What you will do:
Read through the entries below and return each line with the word "value".

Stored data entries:
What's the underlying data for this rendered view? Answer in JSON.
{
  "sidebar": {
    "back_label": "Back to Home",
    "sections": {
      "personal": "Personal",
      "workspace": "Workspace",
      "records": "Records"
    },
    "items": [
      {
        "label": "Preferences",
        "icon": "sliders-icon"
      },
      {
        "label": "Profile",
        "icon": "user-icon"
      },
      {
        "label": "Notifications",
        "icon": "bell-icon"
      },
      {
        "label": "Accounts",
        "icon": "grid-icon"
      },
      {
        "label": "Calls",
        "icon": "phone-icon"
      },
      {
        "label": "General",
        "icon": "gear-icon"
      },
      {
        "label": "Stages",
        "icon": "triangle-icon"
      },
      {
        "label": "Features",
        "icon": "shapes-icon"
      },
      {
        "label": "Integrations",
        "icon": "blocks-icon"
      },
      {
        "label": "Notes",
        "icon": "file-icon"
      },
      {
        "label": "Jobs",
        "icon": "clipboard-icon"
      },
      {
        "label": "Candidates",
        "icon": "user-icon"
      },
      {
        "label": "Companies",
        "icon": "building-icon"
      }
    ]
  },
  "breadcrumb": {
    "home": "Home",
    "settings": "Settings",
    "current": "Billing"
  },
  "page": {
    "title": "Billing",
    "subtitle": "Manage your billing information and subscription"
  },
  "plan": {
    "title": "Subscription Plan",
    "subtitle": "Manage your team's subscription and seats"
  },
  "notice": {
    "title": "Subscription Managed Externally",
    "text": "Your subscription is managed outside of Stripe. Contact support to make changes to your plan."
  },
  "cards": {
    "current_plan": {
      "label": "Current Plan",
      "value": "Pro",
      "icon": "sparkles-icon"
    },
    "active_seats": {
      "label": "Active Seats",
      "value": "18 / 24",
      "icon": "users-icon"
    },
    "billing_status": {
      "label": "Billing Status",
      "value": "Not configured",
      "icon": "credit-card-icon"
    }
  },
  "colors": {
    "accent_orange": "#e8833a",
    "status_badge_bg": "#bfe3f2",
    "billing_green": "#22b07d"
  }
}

Final answer:
      "value": "Pro",
      "value": "18 / 24",
      "value": "Not configured",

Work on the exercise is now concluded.